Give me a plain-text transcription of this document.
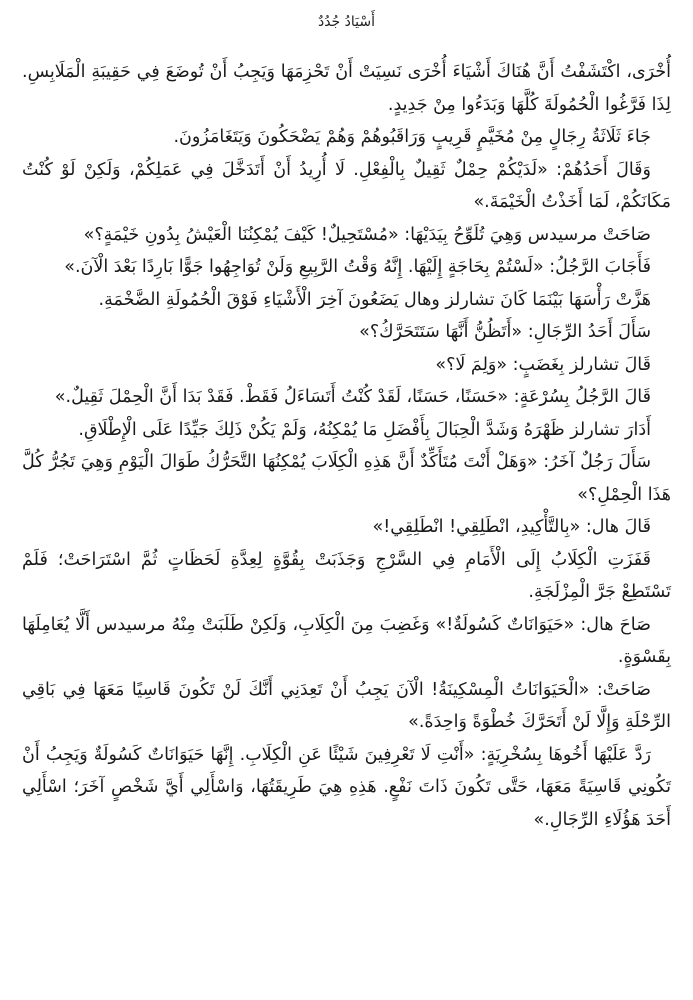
أَسْيَادُ جُدُدٌ

أُخْرَى، اكْتَشَفْتُ أَنَّ هُنَاكَ أَشْيَاءَ أُخْرَى نَسِيَتْ أَنْ تَحْزِمَهَا وَيَجِبُ أَنْ تُوضَعَ فِي حَقِيبَةِ الْمَلَابِسِ. لِذَا فَرَّغُوا الْحُمُولَةَ كُلَّهَا وَبَدَءُوا مِنْ جَدِيدٍ.

جَاءَ ثَلَاثَةُ رِجَالٍ مِنْ مُخَيَّمٍ قَرِيبٍ وَرَاقَبُوهُمْ وَهُمْ يَضْحَكُونَ وَيَتَغَامَزُونَ.

وَقَالَ أَحَدُهُمْ: «لَدَيْكُمْ حِمْلٌ ثَقِيلٌ بِالْفِعْلِ. لَا أُرِيدُ أَنْ أَتَدَخَّلَ فِي عَمَلِكُمْ، وَلَكِنْ لَوْ كُنْتُ مَكَانَكُمْ، لَمَا أَخَذْتُ الْخَيْمَةَ.»

صَاحَتْ مرسيدس وَهِيَ تُلَوِّحُ بِيَدَيْهَا: «مُسْتَحِيلٌ! كَيْفَ يُمْكِنُنَا الْعَيْشُ بِدُونِ خَيْمَةٍ؟»

فَأَجَابَ الرَّجُلُ: «لَسْتُمْ بِحَاجَةٍ إِلَيْهَا. إِنَّهُ وَقْتُ الرَّبِيعِ وَلَنْ تُوَاجِهُوا جَوًّا بَارِدًا بَعْدَ الْآنَ.»

هَزَّتْ رَأْسَهَا بَيْنَمَا كَانَ تشارلز وهال يَضَعُونَ آخِرَ الْأَشْيَاءِ فَوْقَ الْحُمُولَةِ الضَّخْمَةِ.

سَأَلَ أَحَدُ الرِّجَالِ: «أَتَظُنُّ أَنَّهَا سَتَتَحَرَّكُ؟»

قَالَ تشارلز بِغَضَبٍ: «وَلِمَ لَا؟»

قَالَ الرَّجُلُ بِسُرْعَةٍ: «حَسَنًا، حَسَنًا، لَقَدْ كُنْتُ أَتَسَاءَلُ فَقَطْ. فَقَدْ بَدَا أَنَّ الْحِمْلَ ثَقِيلٌ.»

أَدَارَ تشارلز ظَهْرَهُ وَشَدَّ الْحِبَالَ بِأَفْضَلِ مَا يُمْكِنُهُ، وَلَمْ يَكُنْ ذَلِكَ جَيِّدًا عَلَى الْإِطْلَاقِ.

سَأَلَ رَجُلٌ آخَرُ: «وَهَلْ أَنْتَ مُتَأَكِّدٌ أَنَّ هَذِهِ الْكِلَابَ يُمْكِنُهَا التَّحَرُّكُ طَوَالَ الْيَوْمِ وَهِيَ تَجُرُّ كُلَّ هَذَا الْحِمْلِ؟»

قَالَ هال: «بِالتَّأْكِيدِ، انْطَلِقِي! انْطَلِقِي!»

قَفَزَتِ الْكِلَابُ إِلَى الْأَمَامِ فِي السَّرْجِ وَجَذَبَتْ بِقُوَّةٍ لِعِدَّةِ لَحَظَاتٍ ثُمَّ اسْتَرَاحَتْ؛ فَلَمْ تَسْتَطِعْ جَرَّ الْمِزْلَجَةِ.

صَاحَ هال: «حَيَوَانَاتٌ كَسُولَةٌ!» وَغَضِبَ مِنَ الْكِلَابِ، وَلَكِنْ طَلَبَتْ مِنْهُ مرسيدس أَلَّا يُعَامِلَهَا بِقَسْوَةٍ.

صَاحَتْ: «الْحَيَوَانَاتُ الْمِسْكِينَةُ! الْآنَ يَجِبُ أَنْ تَعِدَنِي أَنَّكَ لَنْ تَكُونَ قَاسِيًا مَعَهَا فِي بَاقِي الرِّحْلَةِ وَإِلَّا لَنْ أَتَحَرَّكَ خُطْوَةً وَاحِدَةً.»

رَدَّ عَلَيْهَا أَخُوهَا بِسُخْرِيَةٍ: «أَنْتِ لَا تَعْرِفِينَ شَيْئًا عَنِ الْكِلَابِ. إِنَّهَا حَيَوَانَاتٌ كَسُولَةٌ وَيَجِبُ أَنْ تَكُونِي قَاسِيَةً مَعَهَا، حَتَّى تَكُونَ ذَاتَ نَفْعٍ. هَذِهِ هِيَ طَرِيقَتُهَا، وَاسْأَلِي أَيَّ شَخْصٍ آخَرَ؛ اسْأَلِي أَحَدَ هَؤُلَاءِ الرِّجَالِ.»
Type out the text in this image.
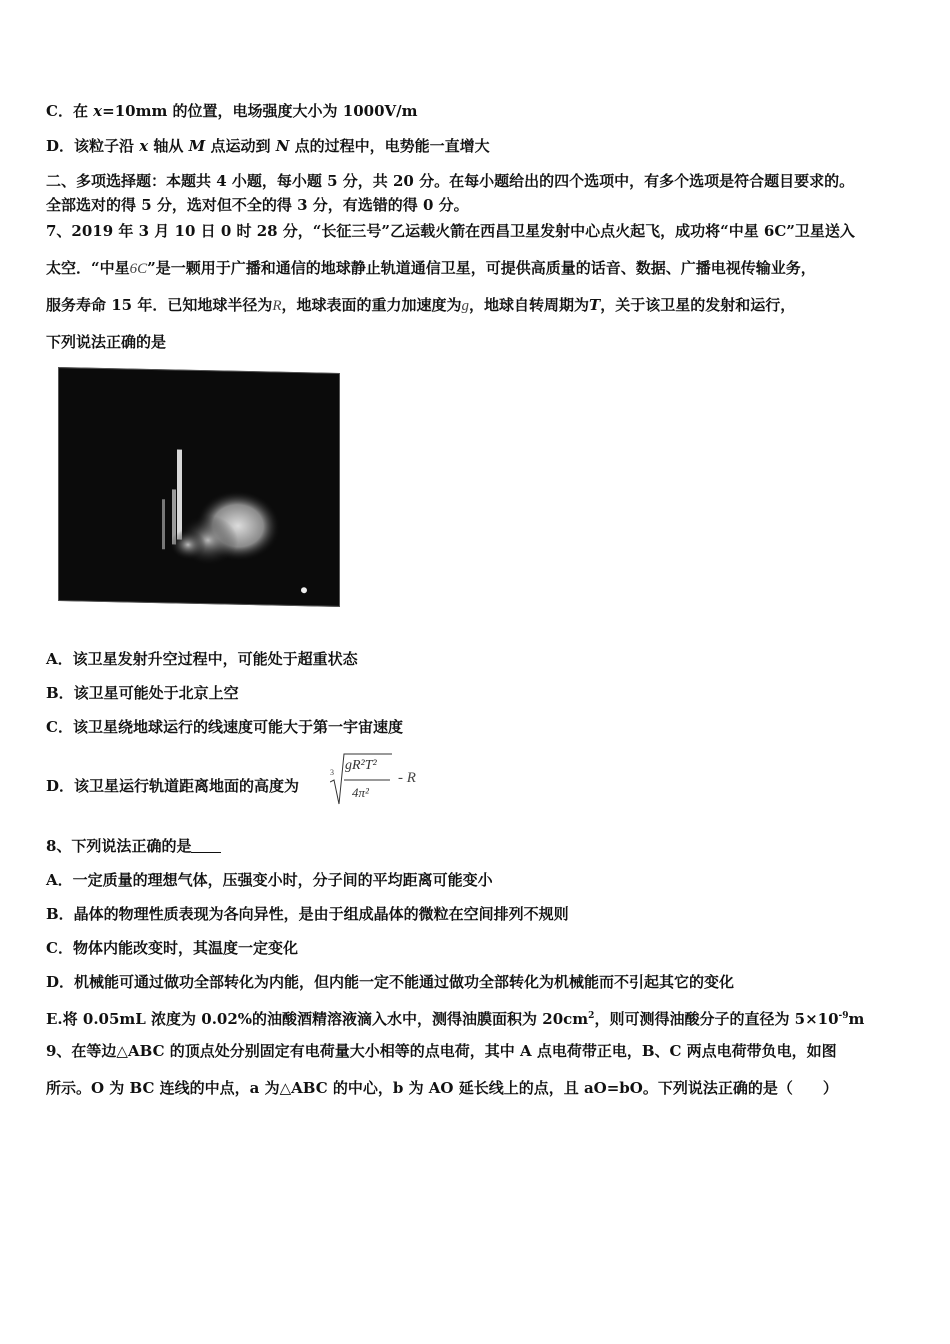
C．在 x=10mm 的位置，电场强度大小为 1000V/m
D．该粒子沿 x 轴从 M 点运动到 N 点的过程中，电势能一直增大
二、多项选择题：本题共 4 小题，每小题 5 分，共 20 分。在每小题给出的四个选项中，有多个选项是符合题目要求的。
全部选对的得 5 分，选对但不全的得 3 分，有选错的得 0 分。
7、2019 年 3 月 10 日 0 时 28 分，“长征三号”乙运载火箭在西昌卫星发射中心点火起飞，成功将“中星 6C”卫星送入
太空．“中星6C”是一颗用于广播和通信的地球静止轨道通信卫星，可提供高质量的话音、数据、广播电视传输业务，
服务寿命 15 年．已知地球半径为R，地球表面的重力加速度为g，地球自转周期为T，关于该卫星的发射和运行，
下列说法正确的是
A．该卫星发射升空过程中，可能处于超重状态
B．该卫星可能处于北京上空
C．该卫星绕地球运行的线速度可能大于第一宇宙速度
D．该卫星运行轨道距离地面的高度为
3 gR²T²
4π²
- R
8、下列说法正确的是
A．一定质量的理想气体，压强变小时，分子间的平均距离可能变小
B．晶体的物理性质表现为各向异性，是由于组成晶体的微粒在空间排列不规则
C．物体内能改变时，其温度一定变化
D．机械能可通过做功全部转化为内能，但内能一定不能通过做功全部转化为机械能而不引起其它的变化
E.将 0.05mL 浓度为 0.02%的油酸酒精溶液滴入水中，测得油膜面积为 $20cm^2$，则可测得油酸分子的直径为 $5\times 10^{-9}m$
9、在等边△ABC 的顶点处分别固定有电荷量大小相等的点电荷，其中 A 点电荷带正电，B、C 两点电荷带负电，如图
所示。O 为 BC 连线的中点，a 为△ABC 的中心，b 为 AO 延长线上的点，且 aO=bO。下列说法正确的是（　　）
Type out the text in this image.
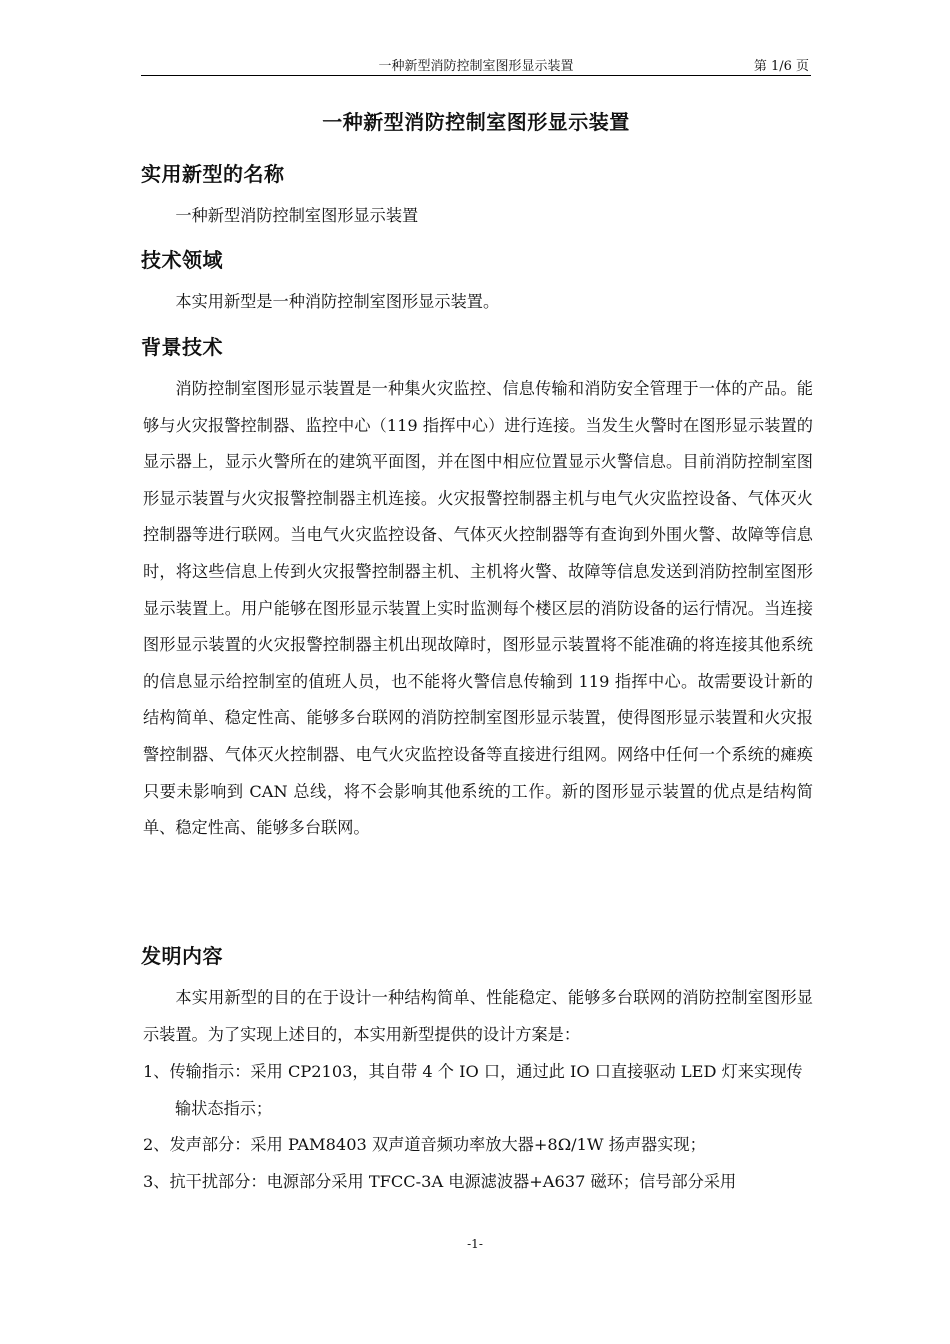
一种新型消防控制室图形显示装置	第 1/6 页
一种新型消防控制室图形显示装置
实用新型的名称

一种新型消防控制室图形显示装置

技术领域

本实用新型是一种消防控制室图形显示装置。

背景技术

消防控制室图形显示装置是一种集火灾监控、信息传输和消防安全管理于一体的产品。能够与火灾报警控制器、监控中心（119 指挥中心）进行连接。当发生火警时在图形显示装置的显示器上，显示火警所在的建筑平面图，并在图中相应位置显示火警信息。目前消防控制室图形显示装置与火灾报警控制器主机连接。火灾报警控制器主机与电气火灾监控设备、气体灭火控制器等进行联网。当电气火灾监控设备、气体灭火控制器等有查询到外围火警、故障等信息时，将这些信息上传到火灾报警控制器主机、主机将火警、故障等信息发送到消防控制室图形显示装置上。用户能够在图形显示装置上实时监测每个楼区层的消防设备的运行情况。当连接图形显示装置的火灾报警控制器主机出现故障时，图形显示装置将不能准确的将连接其他系统的信息显示给控制室的值班人员，也不能将火警信息传输到 119 指挥中心。故需要设计新的结构简单、稳定性高、能够多台联网的消防控制室图形显示装置，使得图形显示装置和火灾报警控制器、气体灭火控制器、电气火灾监控设备等直接进行组网。网络中任何一个系统的瘫痪只要未影响到 CAN 总线，将不会影响其他系统的工作。新的图形显示装置的优点是结构简单、稳定性高、能够多台联网。

发明内容

本实用新型的目的在于设计一种结构简单、性能稳定、能够多台联网的消防控制室图形显示装置。为了实现上述目的，本实用新型提供的设计方案是：

1、传输指示：采用 CP2103，其自带 4 个 IO 口，通过此 IO 口直接驱动 LED 灯来实现传输状态指示；

2、发声部分：采用 PAM8403 双声道音频功率放大器+8Ω/1W 扬声器实现；

3、抗干扰部分：电源部分采用 TFCC-3A 电源滤波器+A637 磁环；信号部分采用

-1-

################

> [Goal] Read through the entries and copy each line in which "تشارلز" appears.

> [Output]
هَزَّتْ رَأْسَهَا بَيْنَمَا كَانَ تشارلز وهال يَضَعُونَ آخِرَ الْأَشْيَاءِ فَوْقَ الْحُمُولَةِ الضَّخْمَةِ.
قَالَ تشارلز بِغَضَبٍ: «وَلِمَ لَا؟»
أَدَارَ تشارلز ظَهْرَهُ وَشَدَّ الْحِبَالَ بِأَفْضَلِ مَا يُمْكِنُهُ، وَلَمْ يَكُنْ ذَلِكَ جَيِّدًا عَلَى الْإِطْلَاقِ.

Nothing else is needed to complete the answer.